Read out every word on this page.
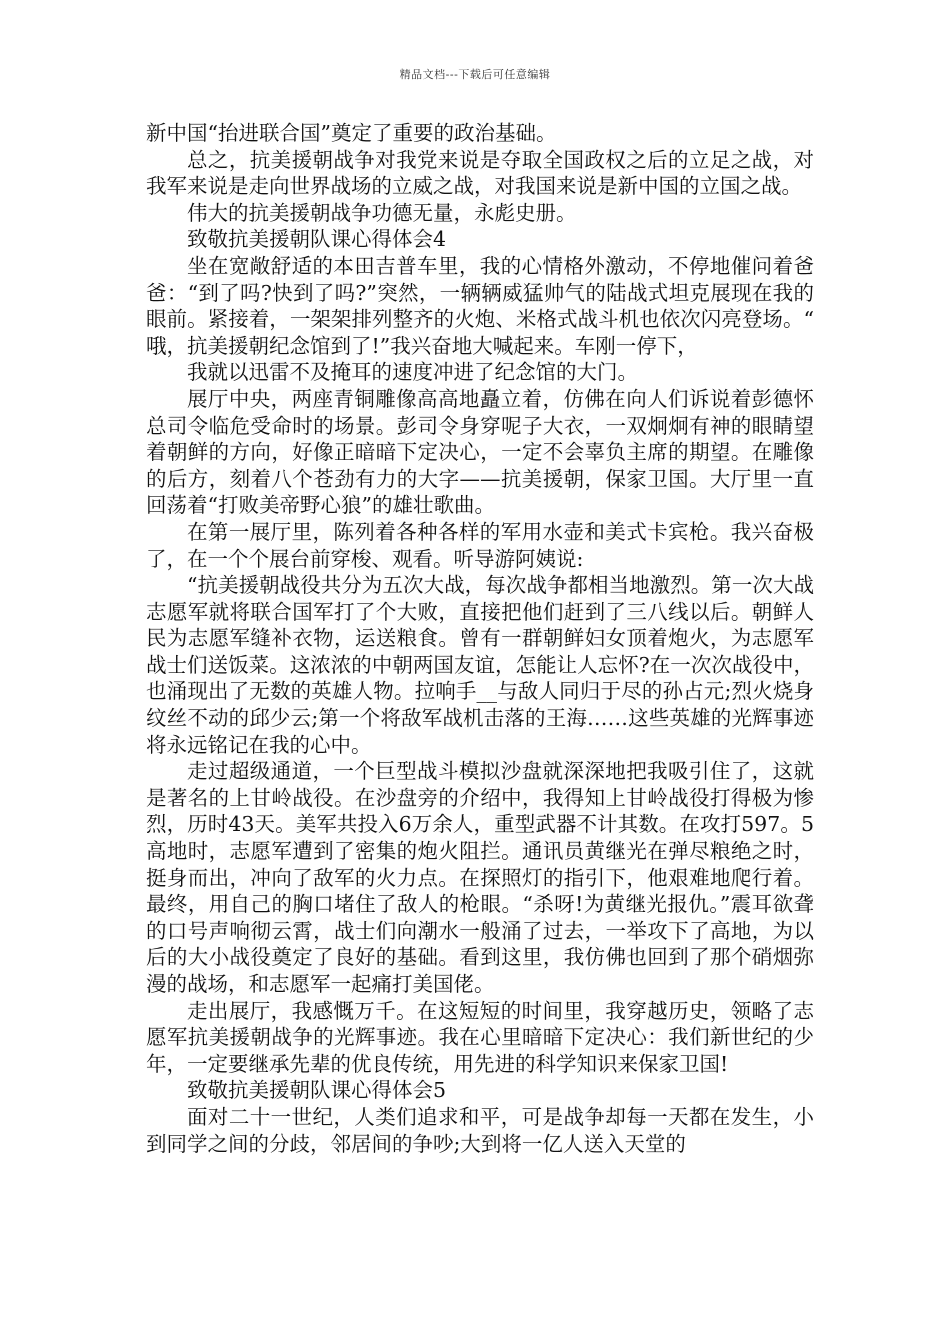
精品文档---下载后可任意编辑

新中国“抬进联合国”奠定了重要的政治基础。

总之，抗美援朝战争对我党来说是夺取全国政权之后的立足之战，对我军来说是走向世界战场的立威之战，对我国来说是新中国的立国之战。

伟大的抗美援朝战争功德无量，永彪史册。

致敬抗美援朝队课心得体会4

坐在宽敞舒适的本田吉普车里，我的心情格外激动，不停地催问着爸爸：“到了吗?快到了吗?”突然，一辆辆威猛帅气的陆战式坦克展现在我的眼前。紧接着，一架架排列整齐的火炮、米格式战斗机也依次闪亮登场。“哦，抗美援朝纪念馆到了!”我兴奋地大喊起来。车刚一停下，

我就以迅雷不及掩耳的速度冲进了纪念馆的大门。

展厅中央，两座青铜雕像高高地矗立着，仿佛在向人们诉说着彭德怀总司令临危受命时的场景。彭司令身穿呢子大衣，一双炯炯有神的眼睛望着朝鲜的方向，好像正暗暗下定决心，一定不会辜负主席的期望。在雕像的后方，刻着八个苍劲有力的大字——抗美援朝，保家卫国。大厅里一直回荡着“打败美帝野心狼”的雄壮歌曲。

在第一展厅里，陈列着各种各样的军用水壶和美式卡宾枪。我兴奋极了，在一个个展台前穿梭、观看。听导游阿姨说:

“抗美援朝战役共分为五次大战，每次战争都相当地激烈。第一次大战志愿军就将联合国军打了个大败，直接把他们赶到了三八线以后。朝鲜人民为志愿军缝补衣物，运送粮食。曾有一群朝鲜妇女顶着炮火，为志愿军战士们送饭菜。这浓浓的中朝两国友谊，怎能让人忘怀?在一次次战役中，也涌现出了无数的英雄人物。拉响手__与敌人同归于尽的孙占元;烈火烧身纹丝不动的邱少云;第一个将敌军战机击落的王海……这些英雄的光辉事迹将永远铭记在我的心中。

走过超级通道，一个巨型战斗模拟沙盘就深深地把我吸引住了，这就是著名的上甘岭战役。在沙盘旁的介绍中，我得知上甘岭战役打得极为惨烈，历时43天。美军共投入6万余人，重型武器不计其数。在攻打597。5高地时，志愿军遭到了密集的炮火阻拦。通讯员黄继光在弹尽粮绝之时，挺身而出，冲向了敌军的火力点。在探照灯的指引下，他艰难地爬行着。最终，用自己的胸口堵住了敌人的枪眼。“杀呀!为黄继光报仇。”震耳欲聋的口号声响彻云霄，战士们向潮水一般涌了过去，一举攻下了高地，为以后的大小战役奠定了良好的基础。看到这里，我仿佛也回到了那个硝烟弥漫的战场，和志愿军一起痛打美国佬。

走出展厅，我感慨万千。在这短短的时间里，我穿越历史，领略了志愿军抗美援朝战争的光辉事迹。我在心里暗暗下定决心：我们新世纪的少年，一定要继承先辈的优良传统，用先进的科学知识来保家卫国!

致敬抗美援朝队课心得体会5

面对二十一世纪，人类们追求和平，可是战争却每一天都在发生，小到同学之间的分歧，邻居间的争吵;大到将一亿人送入天堂的
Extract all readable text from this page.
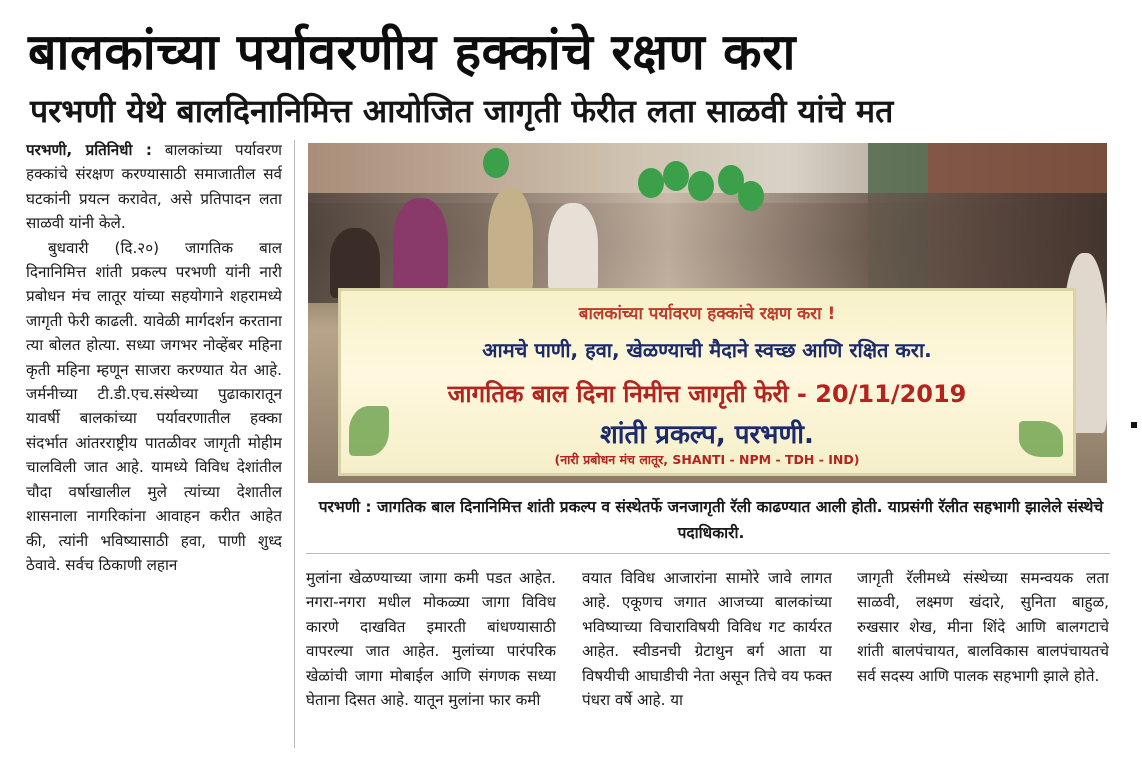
बालकांच्या पर्यावरणीय हक्कांचे रक्षण करा
परभणी येथे बालदिनानिमित्त आयोजित जागृती फेरीत लता साळवी यांचे मत

परभणी, प्रतिनिधी : बालकांच्या पर्यावरण हक्कांचे संरक्षण करण्यासाठी समाजातील सर्व घटकांनी प्रयत्न करावेत, असे प्रतिपादन लता साळवी यांनी केले.

बुधवारी (दि.२०) जागतिक बाल दिनानिमित्त शांती प्रकल्प परभणी यांनी नारी प्रबोधन मंच लातूर यांच्या सहयोगाने शहरामध्ये जागृती फेरी काढली. यावेळी मार्गदर्शन करताना त्या बोलत होत्या. सध्या जगभर नोव्हेंबर महिना कृती महिना म्हणून साजरा करण्यात येत आहे. जर्मनीच्या टी.डी.एच.संस्थेच्या पुढाकारातून यावर्षी बालकांच्या पर्यावरणातील हक्का संदर्भात आंतरराष्ट्रीय पातळीवर जागृती मोहीम चालविली जात आहे. यामध्ये विविध देशांतील चौदा वर्षाखालील मुले त्यांच्या देशातील शासनाला नागरिकांना आवाहन करीत आहेत की, त्यांनी भविष्यासाठी हवा, पाणी शुध्द ठेवावे. सर्वच ठिकाणी लहान

बालकांच्या पर्यावरण हक्कांचे रक्षण करा !
आमचे पाणी, हवा, खेळण्याची मैदाने स्वच्छ आणि रक्षित करा.
जागतिक बाल दिना निमीत्त जागृती फेरी - 20/11/2019
शांती प्रकल्प, परभणी.
(नारी प्रबोधन मंच लातूर, SHANTI - NPM - TDH - IND)
परभणी : जागतिक बाल दिनानिमित्त शांती प्रकल्प व संस्थेतर्फे जनजागृती रॅली काढण्यात आली होती. याप्रसंगी रॅलीत सहभागी झालेले संस्थेचे पदाधिकारी.

मुलांना खेळण्याच्या जागा कमी पडत आहेत. नगरा-नगरा मधील मोकळ्या जागा विविध कारणे दाखवित इमारती बांधण्यासाठी वापरल्या जात आहेत. मुलांच्या पारंपरिक खेळांची जागा मोबाईल आणि संगणक सध्या घेताना दिसत आहे. यातून मुलांना फार कमी

वयात विविध आजारांना सामोरे जावे लागत आहे. एकूणच जगात आजच्या बालकांच्या भविष्याच्या विचाराविषयी विविध गट कार्यरत आहेत. स्वीडनची ग्रेटाथुन बर्ग आता या विषयीची आघाडीची नेता असून तिचे वय फक्त पंधरा वर्षे आहे. या

जागृती रॅलीमध्ये संस्थेच्या समन्वयक लता साळवी, लक्ष्मण खंदारे, सुनिता बाहुळ, रुखसार शेख, मीना शिंदे आणि बालगटाचे शांती बालपंचायत, बालविकास बालपंचायतचे सर्व सदस्य आणि पालक सहभागी झाले होते.
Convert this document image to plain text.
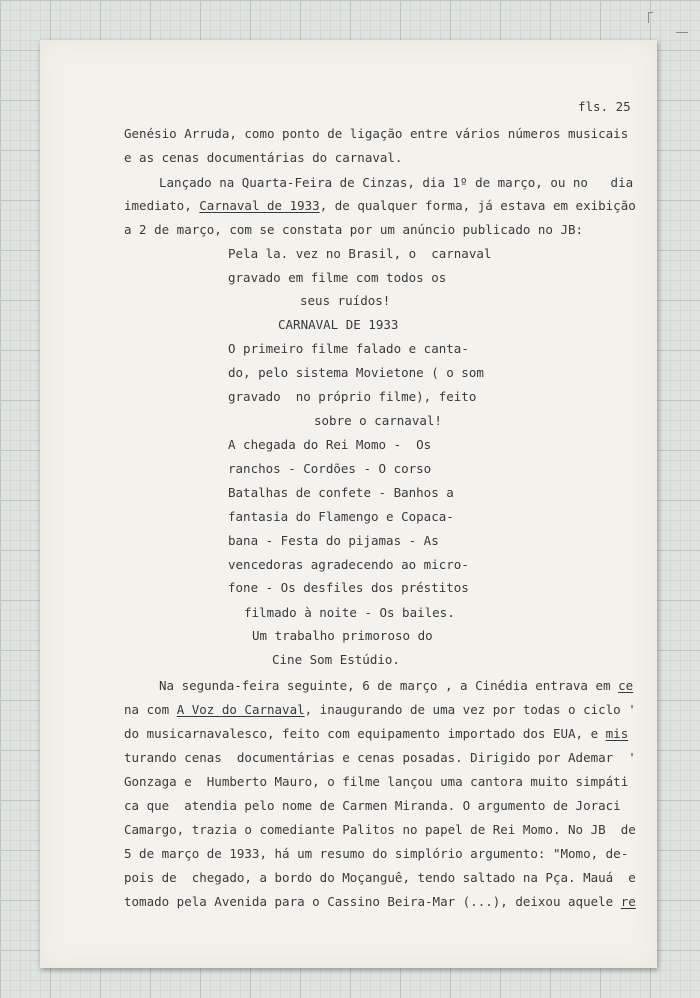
fls. 25
Genésio Arruda, como ponto de ligação entre vários números musicais
e as cenas documentárias do carnaval.
Lançado na Quarta-Feira de Cinzas, dia 1º de março, ou no   dia
imediato, Carnaval de 1933, de qualquer forma, já estava em exibição
a 2 de março, com se constata por um anúncio publicado no JB:
Pela la. vez no Brasil, o  carnaval
gravado em filme com todos os
seus ruídos!
CARNAVAL DE 1933
O primeiro filme falado e canta-
do, pelo sistema Movietone ( o som
gravado  no próprio filme), feito
sobre o carnaval!
A chegada do Rei Momo -  Os
ranchos - Cordões - O corso
Batalhas de confete - Banhos a
fantasia do Flamengo e Copaca-
bana - Festa do pijamas - As
vencedoras agradecendo ao micro-
fone - Os desfiles dos préstitos
filmado à noite - Os bailes.
Um trabalho primoroso do
Cine Som Estúdio.
Na segunda-feira seguinte, 6 de março , a Cinédia entrava em ce
na com A Voz do Carnaval, inaugurando de uma vez por todas o ciclo '
do musicarnavalesco, feito com equipamento importado dos EUA, e mis
turando cenas  documentárias e cenas posadas. Dirigido por Ademar  '
Gonzaga e  Humberto Mauro, o filme lançou uma cantora muito simpáti
ca que  atendia pelo nome de Carmen Miranda. O argumento de Joraci
Camargo, trazia o comediante Palitos no papel de Rei Momo. No JB  de
5 de março de 1933, há um resumo do simplório argumento: "Momo, de-
pois de  chegado, a bordo do Moçanguê, tendo saltado na Pça. Mauá  e
tomado pela Avenida para o Cassino Beira-Mar (...), deixou aquele re
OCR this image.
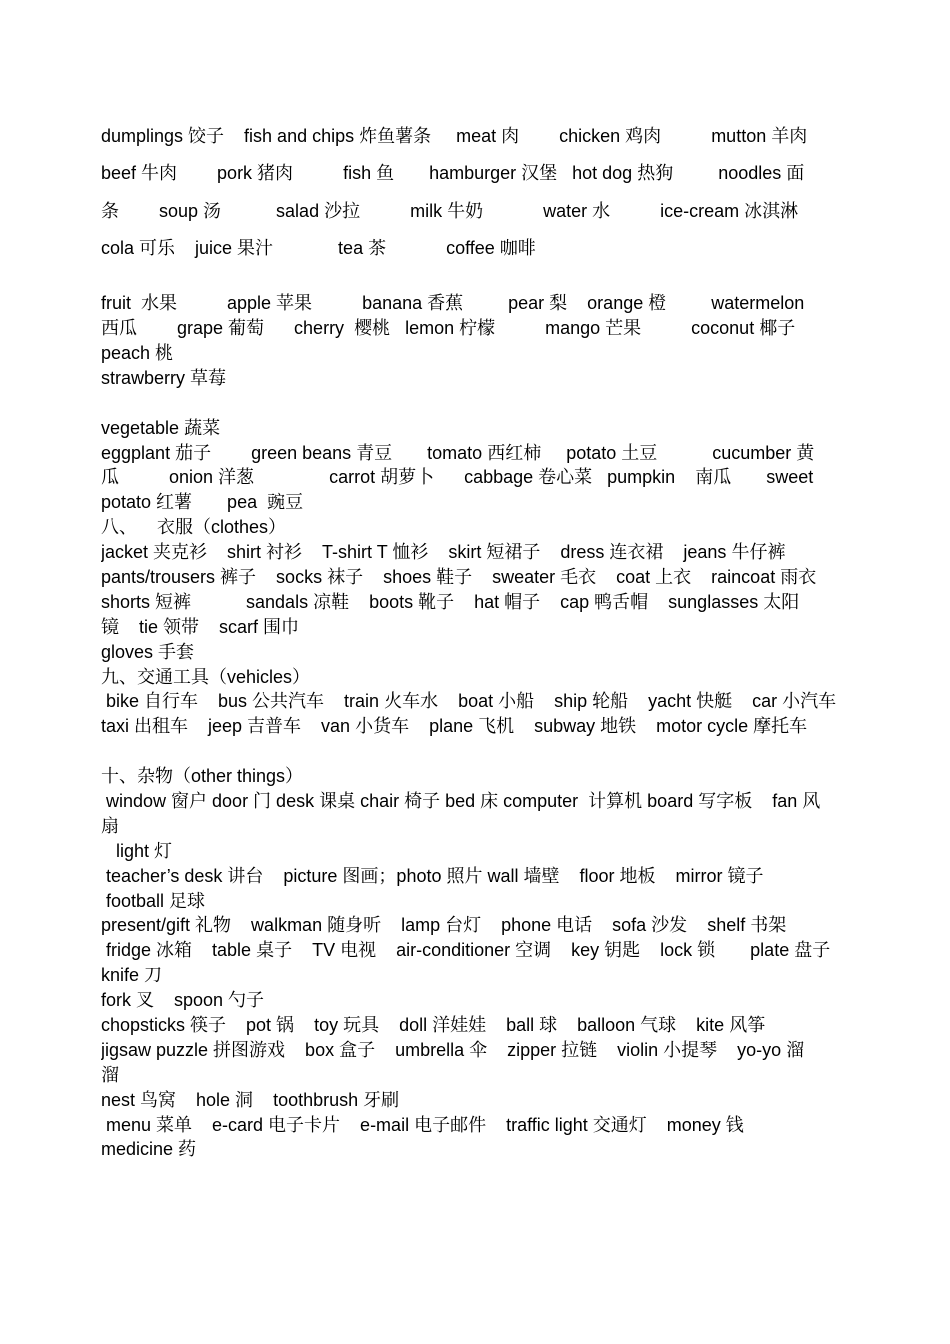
dumplings 饺子    fish and chips 炸鱼薯条     meat 肉        chicken 鸡肉          mutton 羊肉
beef 牛肉        pork 猪肉          fish 鱼       hamburger 汉堡   hot dog 热狗         noodles 面
条        soup 汤           salad 沙拉          milk 牛奶            water 水          ice-cream 冰淇淋
cola 可乐    juice 果汁             tea 茶            coffee 咖啡
fruit  水果          apple 苹果          banana 香蕉         pear 梨    orange 橙         watermelon
西瓜        grape 葡萄      cherry  樱桃   lemon 柠檬          mango 芒果          coconut 椰子
peach 桃
strawberry 草莓
vegetable 蔬菜
eggplant 茄子        green beans 青豆       tomato 西红柿     potato 土豆           cucumber 黄
瓜          onion 洋葱               carrot 胡萝卜      cabbage 卷心菜   pumpkin    南瓜       sweet
potato 红薯       pea  豌豆
八、    衣服（clothes）
jacket 夹克衫    shirt 衬衫    T-shirt T 恤衫    skirt 短裙子    dress 连衣裙    jeans 牛仔裤
pants/trousers 裤子    socks 袜子    shoes 鞋子    sweater 毛衣    coat 上衣    raincoat 雨衣
shorts 短裤           sandals 凉鞋    boots 靴子    hat 帽子    cap 鸭舌帽    sunglasses 太阳
镜    tie 领带    scarf 围巾
gloves 手套
九、交通工具（vehicles）
bike 自行车    bus 公共汽车    train 火车水    boat 小船    ship 轮船    yacht 快艇    car 小汽车
taxi 出租车    jeep 吉普车    van 小货车    plane 飞机    subway 地铁    motor cycle 摩托车
十、杂物（other things）
window 窗户 door 门 desk 课桌 chair 椅子 bed 床 computer  计算机 board 写字板    fan 风
扇
light 灯
teacher’s desk 讲台    picture 图画；photo 照片 wall 墙壁    floor 地板    mirror 镜子
football 足球
present/gift 礼物    walkman 随身听    lamp 台灯    phone 电话    sofa 沙发    shelf 书架
fridge 冰箱    table 桌子    TV 电视    air-conditioner 空调    key 钥匙    lock 锁       plate 盘子
knife 刀
fork 叉    spoon 勺子
chopsticks 筷子    pot 锅    toy 玩具    doll 洋娃娃    ball 球    balloon 气球    kite 风筝
jigsaw puzzle 拼图游戏    box 盒子    umbrella 伞    zipper 拉链    violin 小提琴    yo-yo 溜
溜
nest 鸟窝    hole 洞    toothbrush 牙刷
menu 菜单    e-card 电子卡片    e-mail 电子邮件    traffic light 交通灯    money 钱
medicine 药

___

Select and copy every line from the records that includes the word "image".

Convert this document image to plain text.
OCR this image.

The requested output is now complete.